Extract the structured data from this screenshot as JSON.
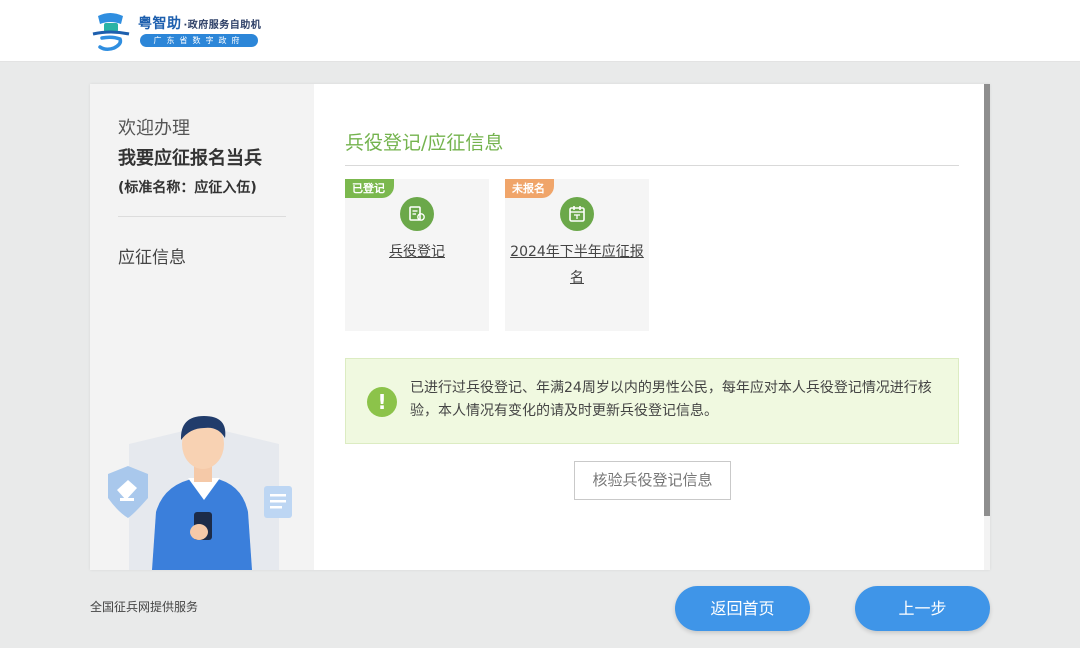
{
  "header": {
    "logo_title": "粤智助",
    "logo_subtitle": "·政府服务自助机",
    "logo_tagline": "广东省数字政府"
  },
  "sidebar": {
    "welcome": "欢迎办理",
    "service_name": "我要应征报名当兵",
    "standard_name": "(标准名称：应征入伍)",
    "nav_item": "应征信息"
  },
  "main": {
    "section_title": "兵役登记/应征信息",
    "tiles": [
      {
        "tag": "已登记",
        "tag_color": "#7bb84e",
        "label": "兵役登记",
        "icon": "register-icon"
      },
      {
        "tag": "未报名",
        "tag_color": "#f0a56a",
        "label": "2024年下半年应征报名",
        "icon": "calendar-icon"
      }
    ],
    "notice": "已进行过兵役登记、年满24周岁以内的男性公民，每年应对本人兵役登记情况进行核验，本人情况有变化的请及时更新兵役登记信息。",
    "verify_button": "核验兵役登记信息"
  },
  "footer": {
    "provider": "全国征兵网提供服务",
    "home_button": "返回首页",
    "prev_button": "上一步"
  },
  "colors": {
    "accent_green": "#74b34e",
    "button_blue": "#3f95e8",
    "brand_blue": "#1d5fae"
  }
}
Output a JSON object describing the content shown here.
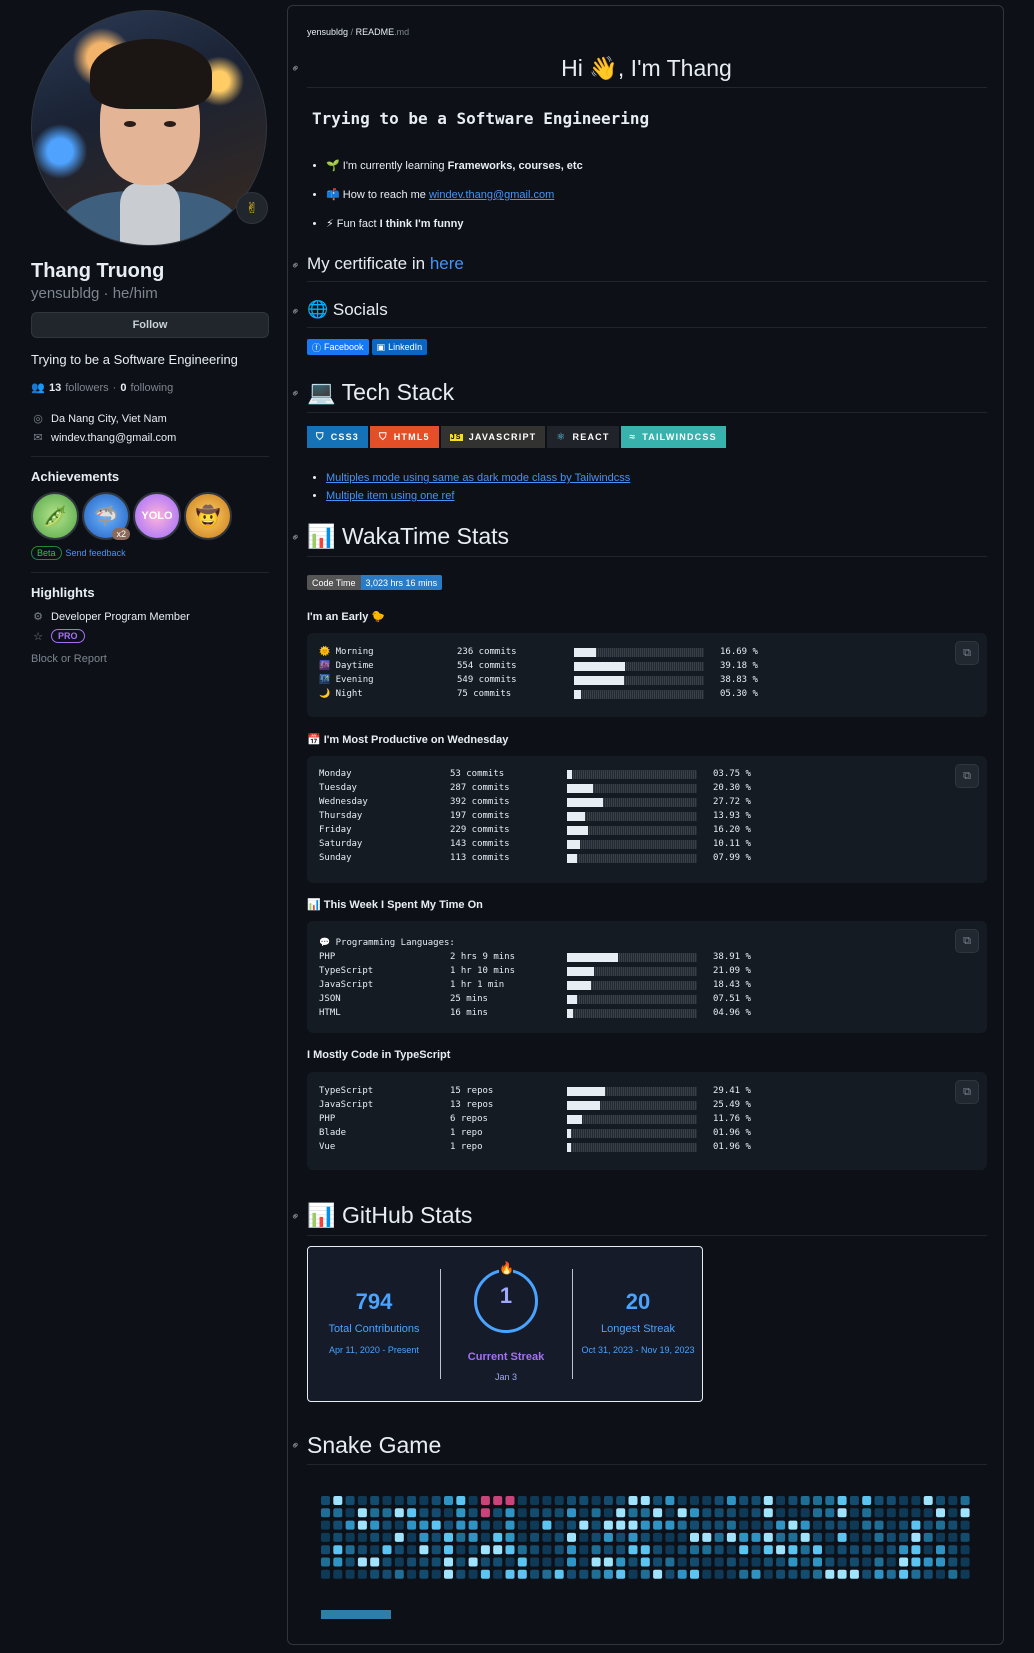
{
  "profile": {
    "fullname": "Thang Truong",
    "login": "yensubldg · he/him",
    "follow_label": "Follow",
    "bio": "Trying to be a Software Engineering",
    "followers_count": "13",
    "followers_label": "followers",
    "following_count": "0",
    "following_label": "following",
    "location": "Da Nang City, Viet Nam",
    "email": "windev.thang@gmail.com",
    "status_emoji": "✌"
  },
  "achievements": {
    "title": "Achievements",
    "badges": [
      "🫛",
      "🦈",
      "YOLO",
      "🤠"
    ],
    "multiplier": "x2",
    "beta": "Beta",
    "feedback": "Send feedback"
  },
  "highlights": {
    "title": "Highlights",
    "member": "Developer Program Member",
    "pro": "PRO",
    "block": "Block or Report"
  },
  "readme": {
    "crumb_user": "yensubldg",
    "crumb_sep": "/",
    "crumb_file": "README",
    "crumb_ext": ".md",
    "greeting": "Hi 👋, I'm Thang",
    "tagline": "Trying to be a Software Engineering",
    "bullets": [
      {
        "emoji": "🌱",
        "prefix": "I'm currently learning ",
        "bold": "Frameworks, courses, etc"
      },
      {
        "emoji": "📫",
        "prefix": "How to reach me ",
        "link": "windev.thang@gmail.com"
      },
      {
        "emoji": "⚡",
        "prefix": "Fun fact ",
        "bold": "I think I'm funny"
      }
    ],
    "certificate_prefix": "My certificate in ",
    "certificate_link": "here",
    "socials_title": "🌐 Socials",
    "social_badges": [
      "Facebook",
      "LinkedIn"
    ],
    "tech_title": "💻 Tech Stack",
    "tech_badges": [
      "CSS3",
      "HTML5",
      "JAVASCRIPT",
      "REACT",
      "TAILWINDCSS"
    ],
    "tech_links": [
      "Multiples mode using same as dark mode class by Tailwindcss",
      "Multiple item using one ref"
    ],
    "waka_title": "📊 WakaTime Stats",
    "code_time_label": "Code Time",
    "code_time_value": "3,023 hrs 16 mins",
    "early_title": "I'm an Early 🐤",
    "productive_title": "📅 I'm Most Productive on Wednesday",
    "week_title": "📊 This Week I Spent My Time On",
    "languages_header": "💬 Programming Languages:",
    "mostly_title": "I Mostly Code in TypeScript",
    "github_title": "📊 GitHub Stats",
    "snake_title": "Snake Game"
  },
  "early": [
    {
      "icon": "🌞",
      "name": "Morning",
      "value": "236 commits",
      "pct": "16.69 %",
      "fraction": 0.1669
    },
    {
      "icon": "🌆",
      "name": "Daytime",
      "value": "554 commits",
      "pct": "39.18 %",
      "fraction": 0.3918
    },
    {
      "icon": "🌃",
      "name": "Evening",
      "value": "549 commits",
      "pct": "38.83 %",
      "fraction": 0.3883
    },
    {
      "icon": "🌙",
      "name": "Night",
      "value": "75 commits",
      "pct": "05.30 %",
      "fraction": 0.053
    }
  ],
  "weekdays": [
    {
      "name": "Monday",
      "value": "53 commits",
      "pct": "03.75 %",
      "fraction": 0.0375
    },
    {
      "name": "Tuesday",
      "value": "287 commits",
      "pct": "20.30 %",
      "fraction": 0.203
    },
    {
      "name": "Wednesday",
      "value": "392 commits",
      "pct": "27.72 %",
      "fraction": 0.2772
    },
    {
      "name": "Thursday",
      "value": "197 commits",
      "pct": "13.93 %",
      "fraction": 0.1393
    },
    {
      "name": "Friday",
      "value": "229 commits",
      "pct": "16.20 %",
      "fraction": 0.162
    },
    {
      "name": "Saturday",
      "value": "143 commits",
      "pct": "10.11 %",
      "fraction": 0.1011
    },
    {
      "name": "Sunday",
      "value": "113 commits",
      "pct": "07.99 %",
      "fraction": 0.0799
    }
  ],
  "languages": [
    {
      "name": "PHP",
      "value": "2 hrs 9 mins",
      "pct": "38.91 %",
      "fraction": 0.3891
    },
    {
      "name": "TypeScript",
      "value": "1 hr 10 mins",
      "pct": "21.09 %",
      "fraction": 0.2109
    },
    {
      "name": "JavaScript",
      "value": "1 hr 1 min",
      "pct": "18.43 %",
      "fraction": 0.1843
    },
    {
      "name": "JSON",
      "value": "25 mins",
      "pct": "07.51 %",
      "fraction": 0.0751
    },
    {
      "name": "HTML",
      "value": "16 mins",
      "pct": "04.96 %",
      "fraction": 0.0496
    }
  ],
  "repos": [
    {
      "name": "TypeScript",
      "value": "15 repos",
      "pct": "29.41 %",
      "fraction": 0.2941
    },
    {
      "name": "JavaScript",
      "value": "13 repos",
      "pct": "25.49 %",
      "fraction": 0.2549
    },
    {
      "name": "PHP",
      "value": "6 repos",
      "pct": "11.76 %",
      "fraction": 0.1176
    },
    {
      "name": "Blade",
      "value": "1 repo",
      "pct": "01.96 %",
      "fraction": 0.0196
    },
    {
      "name": "Vue",
      "value": "1 repo",
      "pct": "01.96 %",
      "fraction": 0.0196
    }
  ],
  "streak": {
    "total": "794",
    "total_label": "Total Contributions",
    "total_range": "Apr 11, 2020 - Present",
    "current": "1",
    "current_label": "Current Streak",
    "current_date": "Jan 3",
    "longest": "20",
    "longest_label": "Longest Streak",
    "longest_range": "Oct 31, 2023 - Nov 19, 2023"
  },
  "colors": {
    "accent": "#4493f8",
    "streak_blue": "#4aa3ff",
    "streak_purple": "#a371f7",
    "snake_head": "#c8447a"
  }
}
————
Scan the entries above. Copy each line that has the string "应征信息".

    "nav_item": "应征信息"
    "section_title": "兵役登记/应征信息",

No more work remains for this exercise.